* _Problem requirements_
Go over the entries below line by line, copying each one that contains the word "content".

* _Supplied data_

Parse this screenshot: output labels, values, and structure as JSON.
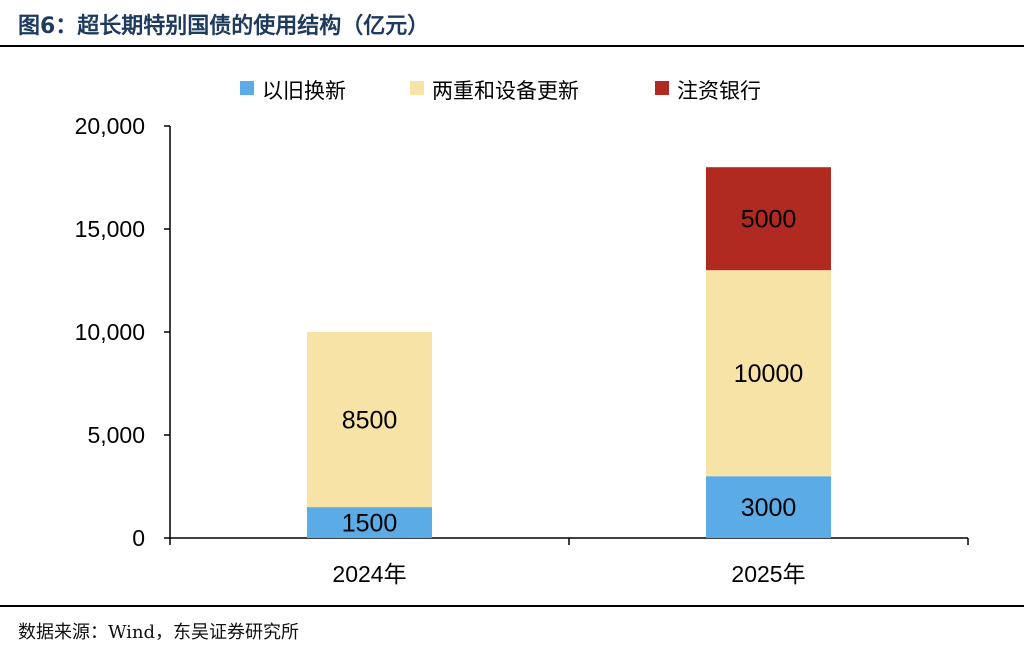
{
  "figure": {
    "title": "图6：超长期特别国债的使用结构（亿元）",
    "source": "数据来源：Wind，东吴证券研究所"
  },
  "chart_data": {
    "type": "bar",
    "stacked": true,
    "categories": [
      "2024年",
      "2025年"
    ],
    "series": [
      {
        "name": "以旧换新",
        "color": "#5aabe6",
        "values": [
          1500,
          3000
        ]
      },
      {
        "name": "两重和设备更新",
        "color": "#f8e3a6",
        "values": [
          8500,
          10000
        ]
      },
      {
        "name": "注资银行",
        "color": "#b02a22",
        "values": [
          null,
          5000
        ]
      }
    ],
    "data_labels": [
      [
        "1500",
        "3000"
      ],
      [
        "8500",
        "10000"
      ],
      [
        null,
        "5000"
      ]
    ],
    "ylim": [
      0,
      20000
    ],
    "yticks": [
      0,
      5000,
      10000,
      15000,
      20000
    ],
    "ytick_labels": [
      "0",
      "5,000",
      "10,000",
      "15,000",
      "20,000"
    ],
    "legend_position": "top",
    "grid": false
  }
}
--
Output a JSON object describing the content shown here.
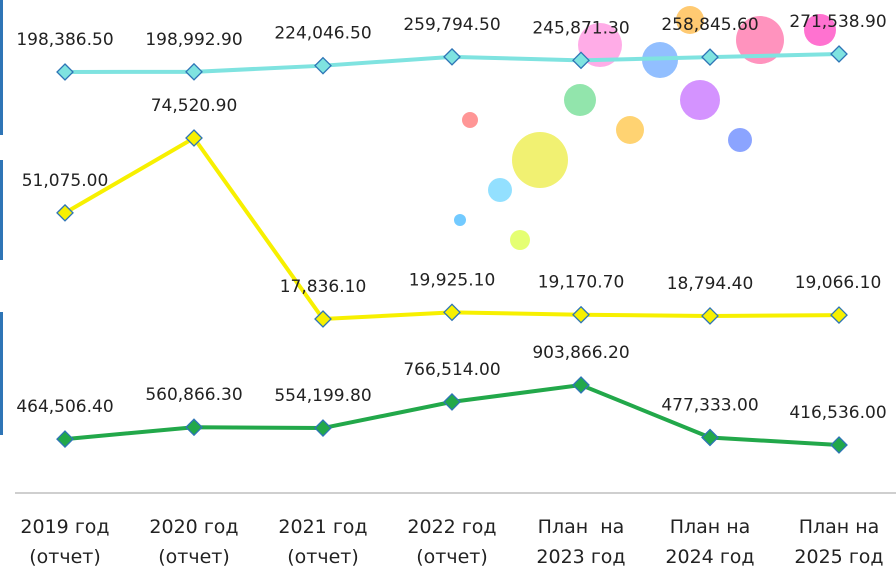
* * *
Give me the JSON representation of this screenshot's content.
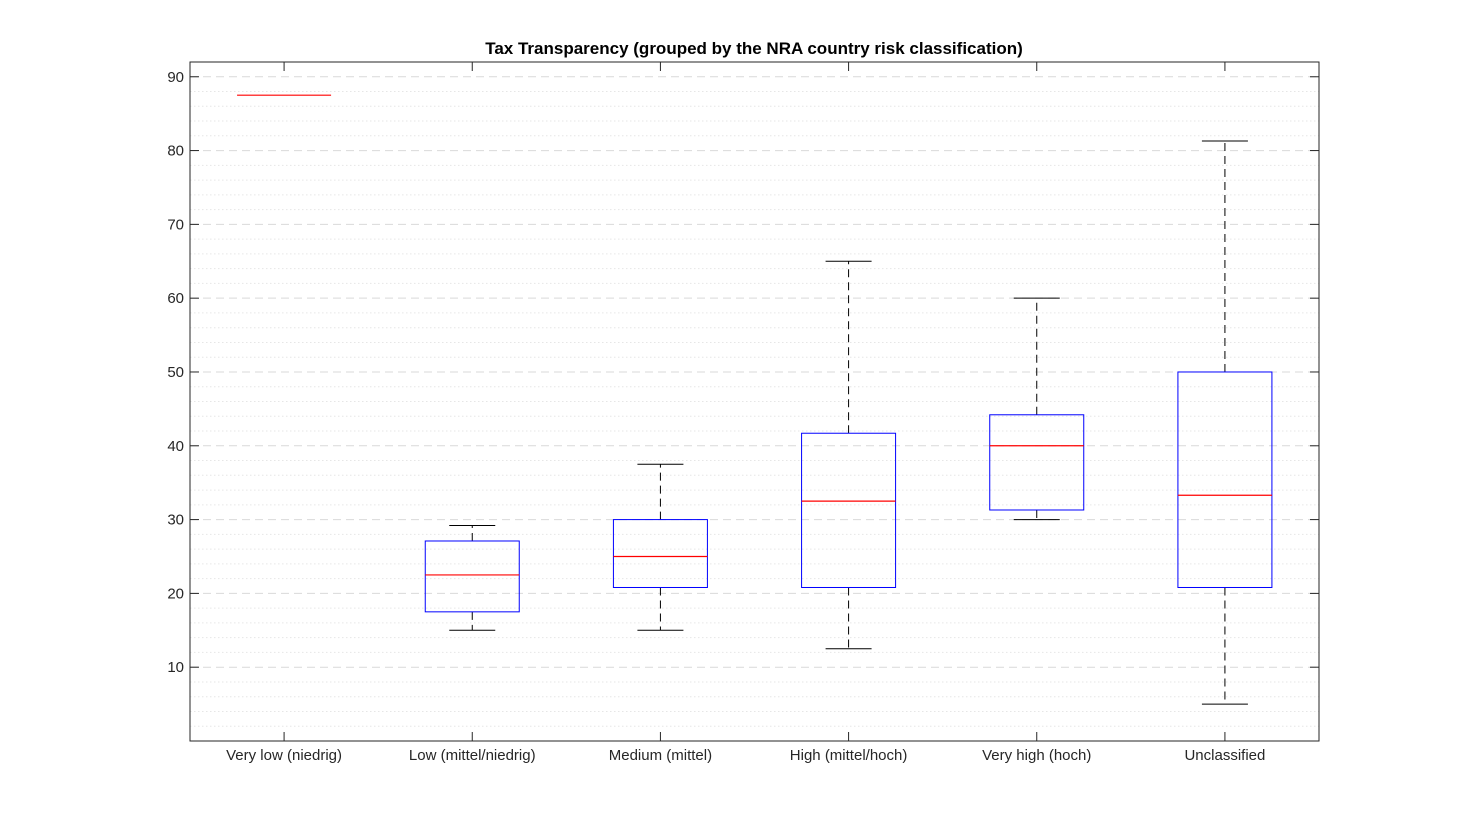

* _Solution to this problem_
Output a JSON object describing the content shown here.
Give me the JSON representation of this screenshot's content.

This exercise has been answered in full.